__Available data__:
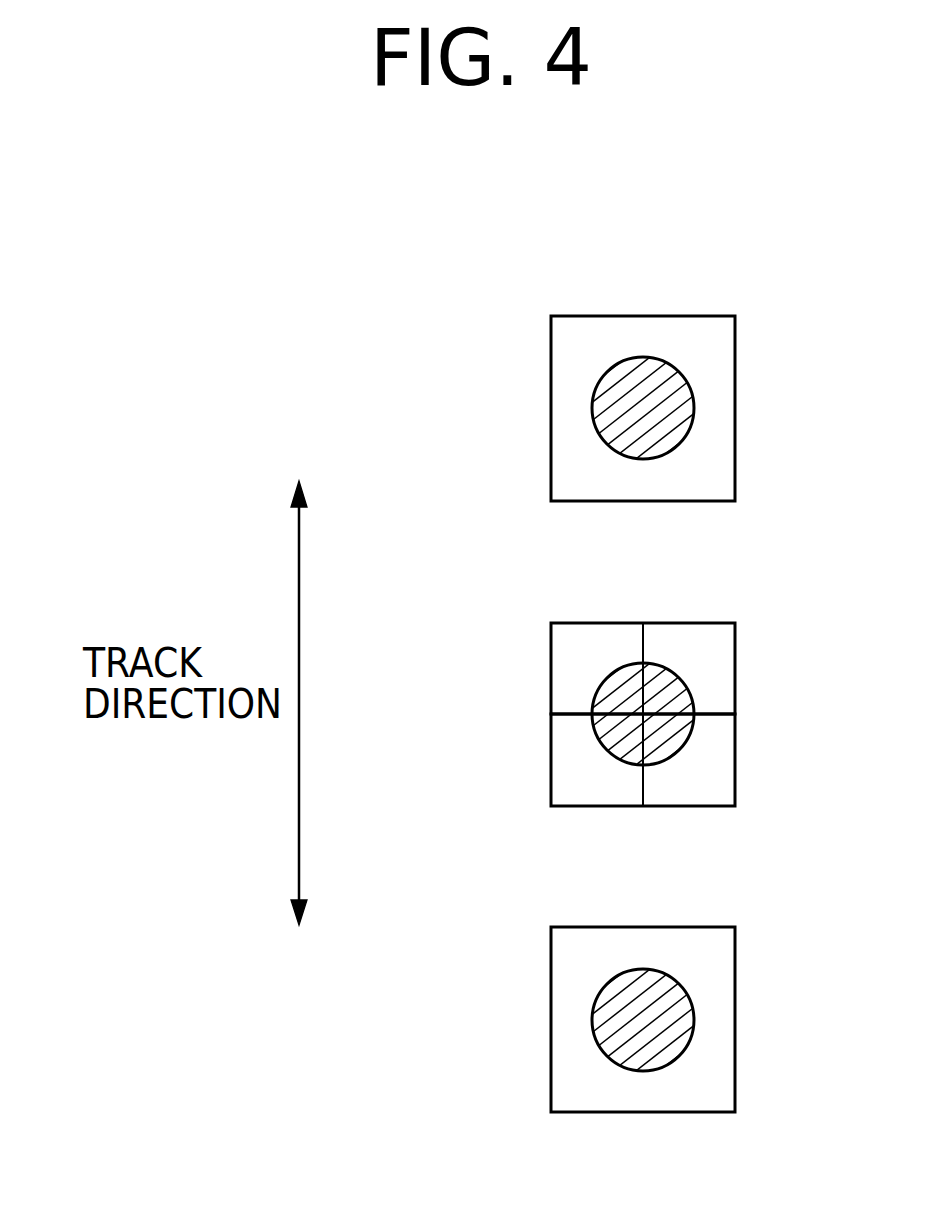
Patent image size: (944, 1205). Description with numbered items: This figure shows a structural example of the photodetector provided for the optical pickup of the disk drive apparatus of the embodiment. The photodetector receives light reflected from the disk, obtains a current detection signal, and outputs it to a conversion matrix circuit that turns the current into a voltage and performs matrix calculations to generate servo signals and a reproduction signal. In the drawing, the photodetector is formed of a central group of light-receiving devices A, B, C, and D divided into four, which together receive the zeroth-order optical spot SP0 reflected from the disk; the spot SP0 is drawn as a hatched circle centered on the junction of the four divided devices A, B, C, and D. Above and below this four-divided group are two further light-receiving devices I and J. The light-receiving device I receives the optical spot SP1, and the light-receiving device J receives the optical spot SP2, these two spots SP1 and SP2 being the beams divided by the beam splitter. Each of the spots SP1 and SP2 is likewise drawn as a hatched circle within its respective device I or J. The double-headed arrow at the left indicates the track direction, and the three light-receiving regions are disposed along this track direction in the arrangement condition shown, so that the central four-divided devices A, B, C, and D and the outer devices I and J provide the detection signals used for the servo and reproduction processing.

The optical spot SP1 is at (593, 433).
The 0th-order optical spot SP0 is at (593, 698).
The optical spot SP2 is at (592, 1025).
The light-receiving device I is at (718, 383).
The light-receiving device J is at (713, 972).
The light-receiving device A is at (580, 651).
The light-receiving device B is at (575, 782).
The light-receiving device C is at (708, 775).
The light-receiving device D is at (708, 658).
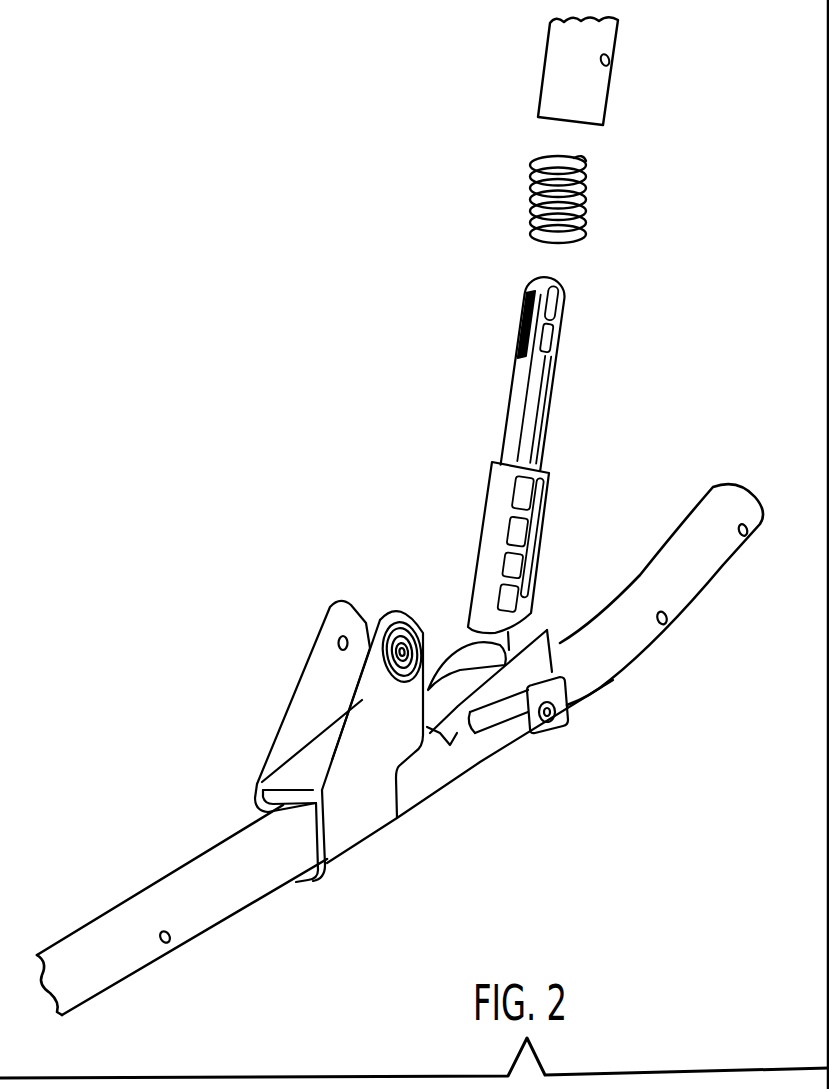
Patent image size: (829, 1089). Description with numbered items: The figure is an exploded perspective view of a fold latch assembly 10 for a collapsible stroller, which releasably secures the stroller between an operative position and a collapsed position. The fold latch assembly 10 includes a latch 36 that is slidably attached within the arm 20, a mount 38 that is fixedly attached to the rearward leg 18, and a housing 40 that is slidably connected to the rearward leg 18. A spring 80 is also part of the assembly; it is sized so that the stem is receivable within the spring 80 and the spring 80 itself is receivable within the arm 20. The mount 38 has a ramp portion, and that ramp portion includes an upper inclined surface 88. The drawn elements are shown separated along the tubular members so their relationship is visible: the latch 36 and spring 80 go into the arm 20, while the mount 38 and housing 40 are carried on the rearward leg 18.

The fold latch assembly 10 is at (240, 313).
The rearward leg 18 is at (228, 908).
The arm 20 is at (548, 77).
The latch 36 is at (492, 442).
The mount 38 is at (568, 752).
The housing 40 is at (265, 715).
The spring 80 is at (590, 200).
The upper inclined surface 88 is at (447, 693).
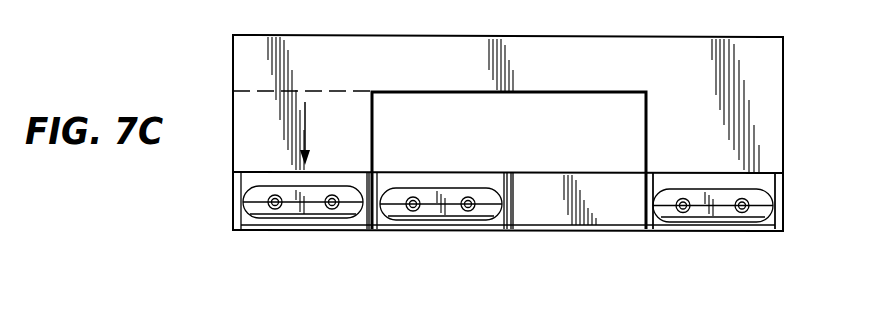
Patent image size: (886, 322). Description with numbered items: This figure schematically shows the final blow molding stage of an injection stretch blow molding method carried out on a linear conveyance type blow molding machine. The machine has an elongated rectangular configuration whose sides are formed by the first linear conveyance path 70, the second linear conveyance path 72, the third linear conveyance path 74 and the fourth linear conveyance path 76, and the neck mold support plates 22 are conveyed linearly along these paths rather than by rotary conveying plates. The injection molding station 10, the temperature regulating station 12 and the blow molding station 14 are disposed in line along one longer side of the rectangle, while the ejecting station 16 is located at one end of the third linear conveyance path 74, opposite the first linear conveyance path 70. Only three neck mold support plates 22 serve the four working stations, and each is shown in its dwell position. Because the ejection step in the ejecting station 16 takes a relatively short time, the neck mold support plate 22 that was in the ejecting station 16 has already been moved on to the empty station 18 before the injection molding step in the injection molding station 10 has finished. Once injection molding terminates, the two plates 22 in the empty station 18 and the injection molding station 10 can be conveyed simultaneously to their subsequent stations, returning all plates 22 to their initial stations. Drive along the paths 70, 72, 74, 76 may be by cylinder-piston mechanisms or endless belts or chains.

The injection molding station 10 is at (449, 230).
The temperature regulating station 12 is at (560, 222).
The blow molding station 14 is at (700, 232).
The ejecting station 16 is at (305, 63).
The empty station 18 is at (322, 230).
The neck mold support plate 22 is at (268, 218).
The first linear conveyance path 70 is at (503, 240).
The second linear conveyance path 72 is at (765, 152).
The third linear conveyance path 74 is at (583, 62).
The fourth linear conveyance path 76 is at (247, 150).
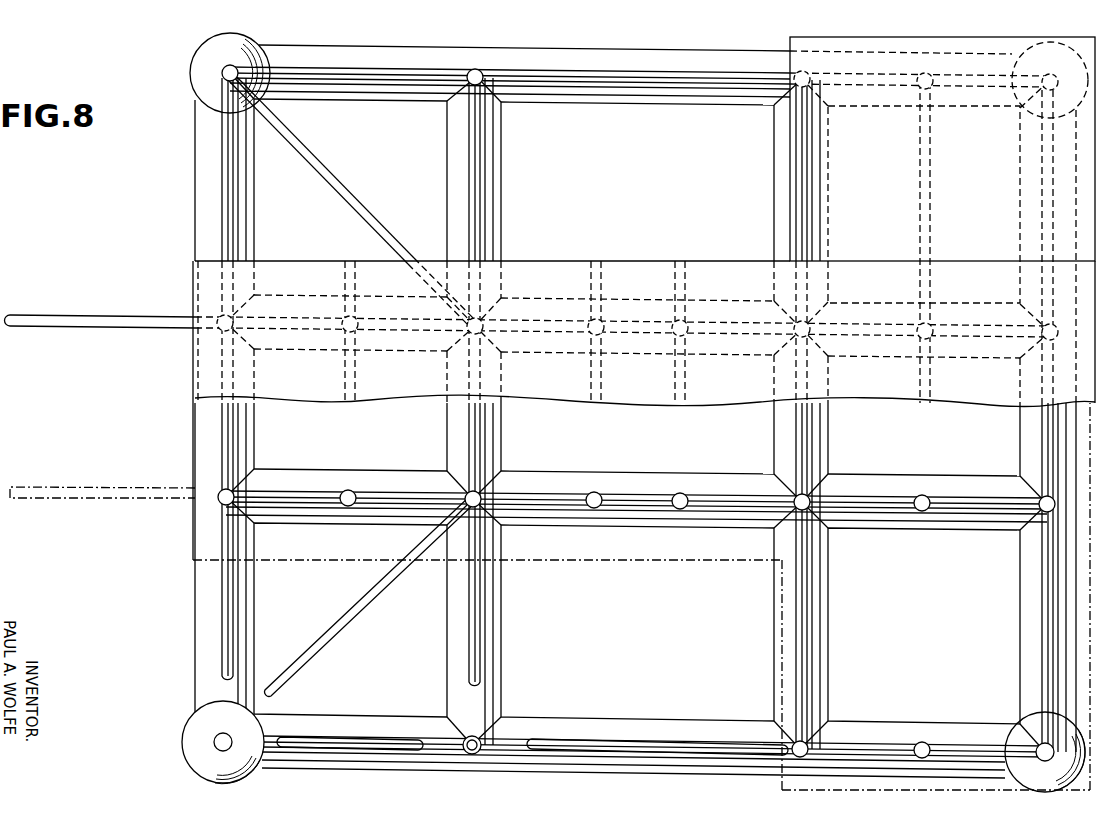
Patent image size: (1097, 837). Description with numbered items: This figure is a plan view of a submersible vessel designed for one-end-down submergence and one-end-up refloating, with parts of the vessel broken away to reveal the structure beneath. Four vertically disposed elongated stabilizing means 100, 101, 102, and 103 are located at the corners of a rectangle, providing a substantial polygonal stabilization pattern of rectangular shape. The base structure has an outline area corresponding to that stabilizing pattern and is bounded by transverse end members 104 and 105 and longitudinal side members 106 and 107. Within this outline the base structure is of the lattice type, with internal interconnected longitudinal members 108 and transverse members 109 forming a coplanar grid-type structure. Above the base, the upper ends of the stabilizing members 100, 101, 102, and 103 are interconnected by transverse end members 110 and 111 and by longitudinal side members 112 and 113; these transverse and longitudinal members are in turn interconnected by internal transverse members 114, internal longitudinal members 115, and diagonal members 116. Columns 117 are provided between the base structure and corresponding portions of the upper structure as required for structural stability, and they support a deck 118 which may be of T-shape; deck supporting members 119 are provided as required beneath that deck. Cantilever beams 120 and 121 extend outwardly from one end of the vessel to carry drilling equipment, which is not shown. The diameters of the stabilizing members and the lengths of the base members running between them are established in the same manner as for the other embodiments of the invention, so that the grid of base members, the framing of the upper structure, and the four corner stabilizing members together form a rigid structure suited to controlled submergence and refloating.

__Task goal__:
Write out the items from their very beginning through the line that contains "The light-receiving device D", including that line, and leave the pictures out of your answer.

__Result of the task__:
Patent image size: (944, 1205). Description with numbered items: This figure shows a structural example of the photodetector provided for the optical pickup of the disk drive apparatus of the embodiment. The photodetector receives light reflected from the disk, obtains a current detection signal, and outputs it to a conversion matrix circuit that turns the current into a voltage and performs matrix calculations to generate servo signals and a reproduction signal. In the drawing, the photodetector is formed of a central group of light-receiving devices A, B, C, and D divided into four, which together receive the zeroth-order optical spot SP0 reflected from the disk; the spot SP0 is drawn as a hatched circle centered on the junction of the four divided devices A, B, C, and D. Above and below this four-divided group are two further light-receiving devices I and J. The light-receiving device I receives the optical spot SP1, and the light-receiving device J receives the optical spot SP2, these two spots SP1 and SP2 being the beams divided by the beam splitter. Each of the spots SP1 and SP2 is likewise drawn as a hatched circle within its respective device I or J. The double-headed arrow at the left indicates the track direction, and the three light-receiving regions are disposed along this track direction in the arrangement condition shown, so that the central four-divided devices A, B, C, and D and the outer devices I and J provide the detection signals used for the servo and reproduction processing.

The optical spot SP1 is at (593, 433).
The 0th-order optical spot SP0 is at (593, 698).
The optical spot SP2 is at (592, 1025).
The light-receiving device I is at (718, 383).
The light-receiving device J is at (713, 972).
The light-receiving device A is at (580, 651).
The light-receiving device B is at (575, 782).
The light-receiving device C is at (708, 775).
The light-receiving device D is at (708, 658).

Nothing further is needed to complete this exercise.